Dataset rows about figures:
◆ ◆ ◆ ◆ ◆ ◆ ◆
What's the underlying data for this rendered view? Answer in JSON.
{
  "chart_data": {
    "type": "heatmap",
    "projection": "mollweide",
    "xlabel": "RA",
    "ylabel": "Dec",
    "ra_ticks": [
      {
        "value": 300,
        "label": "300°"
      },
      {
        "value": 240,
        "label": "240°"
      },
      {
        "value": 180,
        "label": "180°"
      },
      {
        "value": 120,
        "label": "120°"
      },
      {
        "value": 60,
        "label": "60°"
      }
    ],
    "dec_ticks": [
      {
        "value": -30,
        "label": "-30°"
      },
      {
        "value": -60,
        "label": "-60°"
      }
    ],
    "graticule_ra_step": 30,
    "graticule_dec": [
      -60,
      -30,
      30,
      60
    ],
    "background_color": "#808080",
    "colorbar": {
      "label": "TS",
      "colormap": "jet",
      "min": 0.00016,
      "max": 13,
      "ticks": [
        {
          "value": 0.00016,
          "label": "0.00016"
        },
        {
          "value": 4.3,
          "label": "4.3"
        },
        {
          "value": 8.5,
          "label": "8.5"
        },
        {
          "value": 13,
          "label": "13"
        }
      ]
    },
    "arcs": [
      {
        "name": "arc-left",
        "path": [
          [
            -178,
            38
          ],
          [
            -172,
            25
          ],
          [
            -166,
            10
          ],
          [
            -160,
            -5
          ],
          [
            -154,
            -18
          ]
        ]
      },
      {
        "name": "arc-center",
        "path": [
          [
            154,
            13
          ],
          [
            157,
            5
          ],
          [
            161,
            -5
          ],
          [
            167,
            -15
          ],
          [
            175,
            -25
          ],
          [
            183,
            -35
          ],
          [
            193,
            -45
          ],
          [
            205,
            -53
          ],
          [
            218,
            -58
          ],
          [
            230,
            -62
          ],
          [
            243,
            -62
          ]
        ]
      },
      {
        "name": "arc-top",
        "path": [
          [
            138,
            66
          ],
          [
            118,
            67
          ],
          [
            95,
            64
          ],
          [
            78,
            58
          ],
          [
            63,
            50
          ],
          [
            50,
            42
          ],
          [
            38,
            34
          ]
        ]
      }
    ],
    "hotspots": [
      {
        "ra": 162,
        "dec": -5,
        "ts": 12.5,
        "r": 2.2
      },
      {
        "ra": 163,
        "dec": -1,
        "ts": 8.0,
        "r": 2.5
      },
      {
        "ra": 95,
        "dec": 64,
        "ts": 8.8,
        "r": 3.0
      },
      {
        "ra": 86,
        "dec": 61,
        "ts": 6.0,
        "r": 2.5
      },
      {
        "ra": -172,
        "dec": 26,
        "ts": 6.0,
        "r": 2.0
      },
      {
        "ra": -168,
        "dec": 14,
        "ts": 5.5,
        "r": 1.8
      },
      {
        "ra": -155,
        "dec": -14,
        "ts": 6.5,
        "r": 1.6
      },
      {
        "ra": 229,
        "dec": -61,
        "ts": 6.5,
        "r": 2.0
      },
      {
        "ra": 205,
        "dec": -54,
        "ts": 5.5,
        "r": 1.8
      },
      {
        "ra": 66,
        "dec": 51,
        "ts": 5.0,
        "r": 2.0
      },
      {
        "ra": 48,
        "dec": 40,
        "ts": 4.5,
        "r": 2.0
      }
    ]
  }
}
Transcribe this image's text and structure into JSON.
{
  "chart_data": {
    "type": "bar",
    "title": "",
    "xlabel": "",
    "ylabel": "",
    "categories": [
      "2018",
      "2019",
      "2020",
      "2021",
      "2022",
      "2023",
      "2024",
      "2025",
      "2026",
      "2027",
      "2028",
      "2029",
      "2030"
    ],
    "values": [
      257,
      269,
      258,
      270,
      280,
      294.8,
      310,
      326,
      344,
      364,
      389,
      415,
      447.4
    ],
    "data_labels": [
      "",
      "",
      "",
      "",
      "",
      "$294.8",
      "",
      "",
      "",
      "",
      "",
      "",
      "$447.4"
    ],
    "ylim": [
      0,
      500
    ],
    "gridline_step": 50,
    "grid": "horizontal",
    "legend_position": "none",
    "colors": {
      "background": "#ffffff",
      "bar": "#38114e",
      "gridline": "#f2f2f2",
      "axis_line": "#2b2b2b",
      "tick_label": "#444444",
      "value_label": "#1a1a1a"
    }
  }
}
◆ ◆ ◆ ◆ ◆ ◆ ◆
SHORT TASK » Reproduce each entry above exactly, keeping every word.

WRITTEN ANSWER »
What's the underlying data for this rendered view? Answer in JSON.
{
  "chart_data": {
    "type": "heatmap",
    "projection": "mollweide",
    "xlabel": "RA",
    "ylabel": "Dec",
    "ra_ticks": [
      {
        "value": 300,
        "label": "300°"
      },
      {
        "value": 240,
        "label": "240°"
      },
      {
        "value": 180,
        "label": "180°"
      },
      {
        "value": 120,
        "label": "120°"
      },
      {
        "value": 60,
        "label": "60°"
      }
    ],
    "dec_ticks": [
      {
        "value": -30,
        "label": "-30°"
      },
      {
        "value": -60,
        "label": "-60°"
      }
    ],
    "graticule_ra_step": 30,
    "graticule_dec": [
      -60,
      -30,
      30,
      60
    ],
    "background_color": "#808080",
    "colorbar": {
      "label": "TS",
      "colormap": "jet",
      "min": 0.00016,
      "max": 13,
      "ticks": [
        {
          "value": 0.00016,
          "label": "0.00016"
        },
        {
          "value": 4.3,
          "label": "4.3"
        },
        {
          "value": 8.5,
          "label": "8.5"
        },
        {
          "value": 13,
          "label": "13"
        }
      ]
    },
    "arcs": [
      {
        "name": "arc-left",
        "path": [
          [
            -178,
            38
          ],
          [
            -172,
            25
          ],
          [
            -166,
            10
          ],
          [
            -160,
            -5
          ],
          [
            -154,
            -18
          ]
        ]
      },
      {
        "name": "arc-center",
        "path": [
          [
            154,
            13
          ],
          [
            157,
            5
          ],
          [
            161,
            -5
          ],
          [
            167,
            -15
          ],
          [
            175,
            -25
          ],
          [
            183,
            -35
          ],
          [
            193,
            -45
          ],
          [
            205,
            -53
          ],
          [
            218,
            -58
          ],
          [
            230,
            -62
          ],
          [
            243,
            -62
          ]
        ]
      },
      {
        "name": "arc-top",
        "path": [
          [
            138,
            66
          ],
          [
            118,
            67
          ],
          [
            95,
            64
          ],
          [
            78,
            58
          ],
          [
            63,
            50
          ],
          [
            50,
            42
          ],
          [
            38,
            34
          ]
        ]
      }
    ],
    "hotspots": [
      {
        "ra": 162,
        "dec": -5,
        "ts": 12.5,
        "r": 2.2
      },
      {
        "ra": 163,
        "dec": -1,
        "ts": 8.0,
        "r": 2.5
      },
      {
        "ra": 95,
        "dec": 64,
        "ts": 8.8,
        "r": 3.0
      },
      {
        "ra": 86,
        "dec": 61,
        "ts": 6.0,
        "r": 2.5
      },
      {
        "ra": -172,
        "dec": 26,
        "ts": 6.0,
        "r": 2.0
      },
      {
        "ra": -168,
        "dec": 14,
        "ts": 5.5,
        "r": 1.8
      },
      {
        "ra": -155,
        "dec": -14,
        "ts": 6.5,
        "r": 1.6
      },
      {
        "ra": 229,
        "dec": -61,
        "ts": 6.5,
        "r": 2.0
      },
      {
        "ra": 205,
        "dec": -54,
        "ts": 5.5,
        "r": 1.8
      },
      {
        "ra": 66,
        "dec": 51,
        "ts": 5.0,
        "r": 2.0
      },
      {
        "ra": 48,
        "dec": 40,
        "ts": 4.5,
        "r": 2.0
      }
    ]
  }
}
Transcribe this image's text and structure into JSON.
{
  "chart_data": {
    "type": "bar",
    "title": "",
    "xlabel": "",
    "ylabel": "",
    "categories": [
      "2018",
      "2019",
      "2020",
      "2021",
      "2022",
      "2023",
      "2024",
      "2025",
      "2026",
      "2027",
      "2028",
      "2029",
      "2030"
    ],
    "values": [
      257,
      269,
      258,
      270,
      280,
      294.8,
      310,
      326,
      344,
      364,
      389,
      415,
      447.4
    ],
    "data_labels": [
      "",
      "",
      "",
      "",
      "",
      "$294.8",
      "",
      "",
      "",
      "",
      "",
      "",
      "$447.4"
    ],
    "ylim": [
      0,
      500
    ],
    "gridline_step": 50,
    "grid": "horizontal",
    "legend_position": "none",
    "colors": {
      "background": "#ffffff",
      "bar": "#38114e",
      "gridline": "#f2f2f2",
      "axis_line": "#2b2b2b",
      "tick_label": "#444444",
      "value_label": "#1a1a1a"
    }
  }
}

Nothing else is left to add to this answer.